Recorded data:
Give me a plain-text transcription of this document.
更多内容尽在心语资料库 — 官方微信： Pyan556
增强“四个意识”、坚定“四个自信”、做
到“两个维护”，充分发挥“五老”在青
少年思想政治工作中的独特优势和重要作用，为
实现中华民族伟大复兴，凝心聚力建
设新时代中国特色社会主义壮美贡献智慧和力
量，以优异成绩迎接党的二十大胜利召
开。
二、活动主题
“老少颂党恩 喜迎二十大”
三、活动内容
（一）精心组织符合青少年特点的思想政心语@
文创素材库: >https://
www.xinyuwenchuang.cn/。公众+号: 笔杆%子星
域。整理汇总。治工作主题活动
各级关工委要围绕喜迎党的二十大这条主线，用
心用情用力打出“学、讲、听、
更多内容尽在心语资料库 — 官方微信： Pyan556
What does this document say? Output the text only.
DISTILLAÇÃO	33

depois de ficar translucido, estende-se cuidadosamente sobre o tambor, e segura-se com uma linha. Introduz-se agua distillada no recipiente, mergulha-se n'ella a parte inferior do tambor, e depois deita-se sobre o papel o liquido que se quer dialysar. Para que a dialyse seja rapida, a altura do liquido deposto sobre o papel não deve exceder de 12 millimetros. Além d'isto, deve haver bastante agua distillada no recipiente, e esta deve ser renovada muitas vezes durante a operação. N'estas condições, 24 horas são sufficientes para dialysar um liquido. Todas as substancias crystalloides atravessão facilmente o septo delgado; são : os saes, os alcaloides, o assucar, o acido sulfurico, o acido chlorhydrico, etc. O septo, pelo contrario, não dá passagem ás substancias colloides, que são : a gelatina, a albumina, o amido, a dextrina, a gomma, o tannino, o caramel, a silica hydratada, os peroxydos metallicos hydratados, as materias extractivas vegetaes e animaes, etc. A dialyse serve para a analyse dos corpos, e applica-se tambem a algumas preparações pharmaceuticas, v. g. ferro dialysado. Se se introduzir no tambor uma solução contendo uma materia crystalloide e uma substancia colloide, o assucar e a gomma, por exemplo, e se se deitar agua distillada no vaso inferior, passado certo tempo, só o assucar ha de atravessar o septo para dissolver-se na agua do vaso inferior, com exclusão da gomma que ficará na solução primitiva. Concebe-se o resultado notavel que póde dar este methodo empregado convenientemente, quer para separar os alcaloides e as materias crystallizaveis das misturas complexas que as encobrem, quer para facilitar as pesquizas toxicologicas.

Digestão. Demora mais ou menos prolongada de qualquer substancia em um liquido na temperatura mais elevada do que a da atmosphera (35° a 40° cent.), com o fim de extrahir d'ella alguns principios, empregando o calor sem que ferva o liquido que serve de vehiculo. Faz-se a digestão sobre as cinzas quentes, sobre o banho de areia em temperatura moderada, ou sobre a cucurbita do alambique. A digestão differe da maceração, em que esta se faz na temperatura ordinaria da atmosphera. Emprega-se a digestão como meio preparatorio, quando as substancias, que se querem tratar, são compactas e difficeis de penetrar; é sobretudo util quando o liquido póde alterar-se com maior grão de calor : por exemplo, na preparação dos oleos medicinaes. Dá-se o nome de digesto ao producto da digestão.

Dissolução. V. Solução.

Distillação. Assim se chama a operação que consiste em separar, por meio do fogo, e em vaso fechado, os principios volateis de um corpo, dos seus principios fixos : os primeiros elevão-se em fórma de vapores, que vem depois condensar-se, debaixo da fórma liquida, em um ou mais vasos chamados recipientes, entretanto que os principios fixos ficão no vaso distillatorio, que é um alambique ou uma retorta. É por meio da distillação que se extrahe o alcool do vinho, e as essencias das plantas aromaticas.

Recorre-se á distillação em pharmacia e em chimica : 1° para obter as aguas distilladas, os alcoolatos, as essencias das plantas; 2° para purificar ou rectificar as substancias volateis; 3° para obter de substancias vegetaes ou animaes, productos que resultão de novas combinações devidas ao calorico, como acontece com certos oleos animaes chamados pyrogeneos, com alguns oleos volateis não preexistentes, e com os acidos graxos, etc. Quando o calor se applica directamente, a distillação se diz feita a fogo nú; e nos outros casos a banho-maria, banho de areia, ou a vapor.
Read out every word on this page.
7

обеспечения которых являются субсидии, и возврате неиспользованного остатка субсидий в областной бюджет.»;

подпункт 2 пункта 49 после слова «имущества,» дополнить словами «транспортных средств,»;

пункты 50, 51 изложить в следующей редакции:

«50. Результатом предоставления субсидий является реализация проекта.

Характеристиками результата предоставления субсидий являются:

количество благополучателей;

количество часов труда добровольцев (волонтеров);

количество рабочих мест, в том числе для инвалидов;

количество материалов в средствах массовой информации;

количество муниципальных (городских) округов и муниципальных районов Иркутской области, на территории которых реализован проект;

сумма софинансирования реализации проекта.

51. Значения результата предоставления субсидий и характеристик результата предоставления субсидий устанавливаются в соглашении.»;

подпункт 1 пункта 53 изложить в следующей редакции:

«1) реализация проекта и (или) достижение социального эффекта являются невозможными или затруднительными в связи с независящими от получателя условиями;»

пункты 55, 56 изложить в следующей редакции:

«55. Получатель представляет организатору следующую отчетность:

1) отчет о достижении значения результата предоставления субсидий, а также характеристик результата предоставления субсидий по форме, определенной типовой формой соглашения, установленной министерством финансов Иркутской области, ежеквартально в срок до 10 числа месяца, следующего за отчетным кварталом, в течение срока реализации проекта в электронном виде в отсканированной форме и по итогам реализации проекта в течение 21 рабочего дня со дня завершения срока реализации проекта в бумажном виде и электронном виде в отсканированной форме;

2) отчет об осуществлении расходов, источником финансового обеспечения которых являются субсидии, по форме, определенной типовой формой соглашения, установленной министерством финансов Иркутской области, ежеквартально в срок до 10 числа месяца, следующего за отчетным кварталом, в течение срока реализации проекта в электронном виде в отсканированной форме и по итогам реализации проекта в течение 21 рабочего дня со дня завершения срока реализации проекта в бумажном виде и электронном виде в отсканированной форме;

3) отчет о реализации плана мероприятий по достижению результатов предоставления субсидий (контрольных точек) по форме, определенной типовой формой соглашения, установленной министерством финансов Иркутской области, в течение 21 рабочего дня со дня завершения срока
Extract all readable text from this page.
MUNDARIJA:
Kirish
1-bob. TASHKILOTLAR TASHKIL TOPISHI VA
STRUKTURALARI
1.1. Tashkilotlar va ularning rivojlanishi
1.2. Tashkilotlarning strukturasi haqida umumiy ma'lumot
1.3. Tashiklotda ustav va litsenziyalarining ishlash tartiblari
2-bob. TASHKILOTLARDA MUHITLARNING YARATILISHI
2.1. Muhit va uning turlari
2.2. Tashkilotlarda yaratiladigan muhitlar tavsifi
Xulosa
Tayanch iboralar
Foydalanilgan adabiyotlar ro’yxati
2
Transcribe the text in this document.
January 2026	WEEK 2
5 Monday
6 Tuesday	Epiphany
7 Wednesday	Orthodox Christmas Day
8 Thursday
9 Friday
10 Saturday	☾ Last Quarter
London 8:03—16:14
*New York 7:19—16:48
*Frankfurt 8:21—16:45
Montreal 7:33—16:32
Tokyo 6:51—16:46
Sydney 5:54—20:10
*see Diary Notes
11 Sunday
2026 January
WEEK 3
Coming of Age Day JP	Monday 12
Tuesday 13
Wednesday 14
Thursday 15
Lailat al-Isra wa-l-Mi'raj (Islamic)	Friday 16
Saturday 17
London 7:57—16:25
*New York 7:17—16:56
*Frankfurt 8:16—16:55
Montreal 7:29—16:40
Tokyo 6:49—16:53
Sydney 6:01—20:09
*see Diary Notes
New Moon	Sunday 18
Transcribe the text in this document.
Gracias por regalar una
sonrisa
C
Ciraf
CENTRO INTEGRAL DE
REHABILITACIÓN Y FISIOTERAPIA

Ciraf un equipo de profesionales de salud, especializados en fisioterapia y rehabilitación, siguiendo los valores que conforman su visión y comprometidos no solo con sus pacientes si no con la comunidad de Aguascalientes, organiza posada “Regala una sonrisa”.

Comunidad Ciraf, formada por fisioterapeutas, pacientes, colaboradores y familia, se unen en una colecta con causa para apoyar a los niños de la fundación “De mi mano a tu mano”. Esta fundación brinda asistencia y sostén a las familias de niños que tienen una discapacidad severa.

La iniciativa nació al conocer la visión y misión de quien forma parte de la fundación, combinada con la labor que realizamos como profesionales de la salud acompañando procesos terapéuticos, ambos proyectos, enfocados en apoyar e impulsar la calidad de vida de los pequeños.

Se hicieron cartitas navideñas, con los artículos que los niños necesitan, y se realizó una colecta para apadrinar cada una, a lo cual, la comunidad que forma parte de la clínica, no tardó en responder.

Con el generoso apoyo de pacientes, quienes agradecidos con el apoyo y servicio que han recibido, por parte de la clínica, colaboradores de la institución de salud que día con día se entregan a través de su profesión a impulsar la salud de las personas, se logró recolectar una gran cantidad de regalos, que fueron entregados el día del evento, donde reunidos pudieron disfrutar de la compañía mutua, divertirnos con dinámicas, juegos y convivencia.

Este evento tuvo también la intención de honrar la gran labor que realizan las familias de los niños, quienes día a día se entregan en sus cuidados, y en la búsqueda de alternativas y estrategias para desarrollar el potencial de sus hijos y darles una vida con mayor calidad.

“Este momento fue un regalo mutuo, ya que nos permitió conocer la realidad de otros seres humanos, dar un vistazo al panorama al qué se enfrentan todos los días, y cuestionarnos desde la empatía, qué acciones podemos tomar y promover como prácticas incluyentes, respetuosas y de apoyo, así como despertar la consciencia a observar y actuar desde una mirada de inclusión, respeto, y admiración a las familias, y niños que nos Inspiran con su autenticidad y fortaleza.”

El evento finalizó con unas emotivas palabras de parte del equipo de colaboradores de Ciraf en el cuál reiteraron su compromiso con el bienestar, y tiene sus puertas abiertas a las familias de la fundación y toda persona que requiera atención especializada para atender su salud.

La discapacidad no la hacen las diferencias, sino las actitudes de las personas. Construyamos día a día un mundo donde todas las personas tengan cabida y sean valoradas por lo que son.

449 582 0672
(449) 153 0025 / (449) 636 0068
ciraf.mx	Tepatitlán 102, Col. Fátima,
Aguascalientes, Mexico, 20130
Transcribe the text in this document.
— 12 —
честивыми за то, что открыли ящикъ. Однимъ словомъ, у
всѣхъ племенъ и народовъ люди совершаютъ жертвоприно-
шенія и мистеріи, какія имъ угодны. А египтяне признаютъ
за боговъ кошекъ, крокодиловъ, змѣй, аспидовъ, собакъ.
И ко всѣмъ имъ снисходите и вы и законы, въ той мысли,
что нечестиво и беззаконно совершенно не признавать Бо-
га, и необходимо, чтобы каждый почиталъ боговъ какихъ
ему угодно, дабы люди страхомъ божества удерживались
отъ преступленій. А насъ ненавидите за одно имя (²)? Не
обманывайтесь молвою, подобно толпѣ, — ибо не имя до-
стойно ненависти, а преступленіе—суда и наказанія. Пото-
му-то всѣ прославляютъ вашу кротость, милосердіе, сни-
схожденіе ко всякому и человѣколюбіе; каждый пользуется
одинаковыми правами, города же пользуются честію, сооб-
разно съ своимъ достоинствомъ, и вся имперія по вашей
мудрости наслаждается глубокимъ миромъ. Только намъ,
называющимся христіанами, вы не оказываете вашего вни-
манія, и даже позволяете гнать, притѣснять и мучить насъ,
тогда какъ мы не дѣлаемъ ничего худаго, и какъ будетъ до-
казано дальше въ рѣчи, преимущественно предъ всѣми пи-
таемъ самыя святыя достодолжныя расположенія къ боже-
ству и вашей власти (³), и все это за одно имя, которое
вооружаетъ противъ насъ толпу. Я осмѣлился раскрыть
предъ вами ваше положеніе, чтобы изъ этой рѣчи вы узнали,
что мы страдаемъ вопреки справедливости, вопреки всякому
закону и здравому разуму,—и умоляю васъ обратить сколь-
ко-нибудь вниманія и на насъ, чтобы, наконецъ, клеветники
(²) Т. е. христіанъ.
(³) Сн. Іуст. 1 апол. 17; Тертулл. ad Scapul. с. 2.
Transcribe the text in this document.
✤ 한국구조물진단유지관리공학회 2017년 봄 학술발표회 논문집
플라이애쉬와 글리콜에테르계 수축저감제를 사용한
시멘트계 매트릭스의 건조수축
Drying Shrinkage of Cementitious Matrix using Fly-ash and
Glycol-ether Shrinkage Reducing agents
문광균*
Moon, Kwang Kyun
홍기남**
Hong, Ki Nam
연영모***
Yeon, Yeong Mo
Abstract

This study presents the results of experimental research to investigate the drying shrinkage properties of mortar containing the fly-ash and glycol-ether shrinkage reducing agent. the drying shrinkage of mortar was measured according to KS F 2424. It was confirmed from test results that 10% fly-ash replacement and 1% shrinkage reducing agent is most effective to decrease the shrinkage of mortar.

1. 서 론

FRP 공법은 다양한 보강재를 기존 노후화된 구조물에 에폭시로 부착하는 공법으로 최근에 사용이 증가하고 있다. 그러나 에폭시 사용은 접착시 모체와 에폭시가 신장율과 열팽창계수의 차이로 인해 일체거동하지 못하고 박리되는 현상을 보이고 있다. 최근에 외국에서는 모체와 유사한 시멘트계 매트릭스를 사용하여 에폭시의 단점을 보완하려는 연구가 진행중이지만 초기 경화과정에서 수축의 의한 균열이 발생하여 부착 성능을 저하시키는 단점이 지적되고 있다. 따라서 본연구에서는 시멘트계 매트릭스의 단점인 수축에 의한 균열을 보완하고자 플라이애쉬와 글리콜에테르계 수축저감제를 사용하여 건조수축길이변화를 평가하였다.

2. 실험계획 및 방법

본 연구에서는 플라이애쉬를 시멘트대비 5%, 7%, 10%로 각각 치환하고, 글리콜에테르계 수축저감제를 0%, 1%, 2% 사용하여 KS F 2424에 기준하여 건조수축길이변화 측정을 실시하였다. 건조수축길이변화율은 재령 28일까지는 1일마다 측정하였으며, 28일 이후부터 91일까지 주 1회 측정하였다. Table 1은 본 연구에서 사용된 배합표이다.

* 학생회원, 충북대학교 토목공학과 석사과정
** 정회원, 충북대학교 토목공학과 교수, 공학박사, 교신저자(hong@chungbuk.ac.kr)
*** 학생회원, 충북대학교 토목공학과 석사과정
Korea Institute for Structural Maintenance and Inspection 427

#### Work required:
Determine how many lines of the data contain the word "каждый", and reply with that number only.

#### Exercise answer:
2